Exercise requirements:
Work through the data line by line, gathering every line that has the word "Holmes".

··· Data supplied ···

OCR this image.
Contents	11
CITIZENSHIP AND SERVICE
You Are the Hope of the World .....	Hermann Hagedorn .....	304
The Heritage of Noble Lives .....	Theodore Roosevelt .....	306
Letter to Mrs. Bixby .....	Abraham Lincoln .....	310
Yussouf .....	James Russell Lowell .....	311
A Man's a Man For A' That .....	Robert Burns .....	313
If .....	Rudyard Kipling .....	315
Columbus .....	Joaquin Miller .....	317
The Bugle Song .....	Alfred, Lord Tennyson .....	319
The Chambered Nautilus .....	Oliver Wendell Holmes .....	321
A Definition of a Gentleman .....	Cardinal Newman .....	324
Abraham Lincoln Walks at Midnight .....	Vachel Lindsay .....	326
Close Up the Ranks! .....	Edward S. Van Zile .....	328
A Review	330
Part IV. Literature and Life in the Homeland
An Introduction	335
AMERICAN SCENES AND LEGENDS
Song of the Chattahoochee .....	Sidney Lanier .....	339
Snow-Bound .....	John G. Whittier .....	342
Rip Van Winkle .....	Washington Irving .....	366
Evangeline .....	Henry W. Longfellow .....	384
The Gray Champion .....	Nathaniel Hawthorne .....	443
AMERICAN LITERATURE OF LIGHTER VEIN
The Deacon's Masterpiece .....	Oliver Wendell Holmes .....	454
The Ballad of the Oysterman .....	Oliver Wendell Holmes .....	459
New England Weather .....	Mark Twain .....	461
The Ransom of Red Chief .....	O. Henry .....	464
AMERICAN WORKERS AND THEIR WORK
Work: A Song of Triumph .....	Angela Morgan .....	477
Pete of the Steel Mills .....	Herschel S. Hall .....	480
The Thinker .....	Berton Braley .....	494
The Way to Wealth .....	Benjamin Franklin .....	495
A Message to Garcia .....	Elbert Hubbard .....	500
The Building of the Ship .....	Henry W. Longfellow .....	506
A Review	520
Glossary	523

···

Written response:
The Chambered Nautilus .....	Oliver Wendell Holmes .....	321
The Deacon's Masterpiece .....	Oliver Wendell Holmes .....	454
The Ballad of the Oysterman .....	Oliver Wendell Holmes .....	459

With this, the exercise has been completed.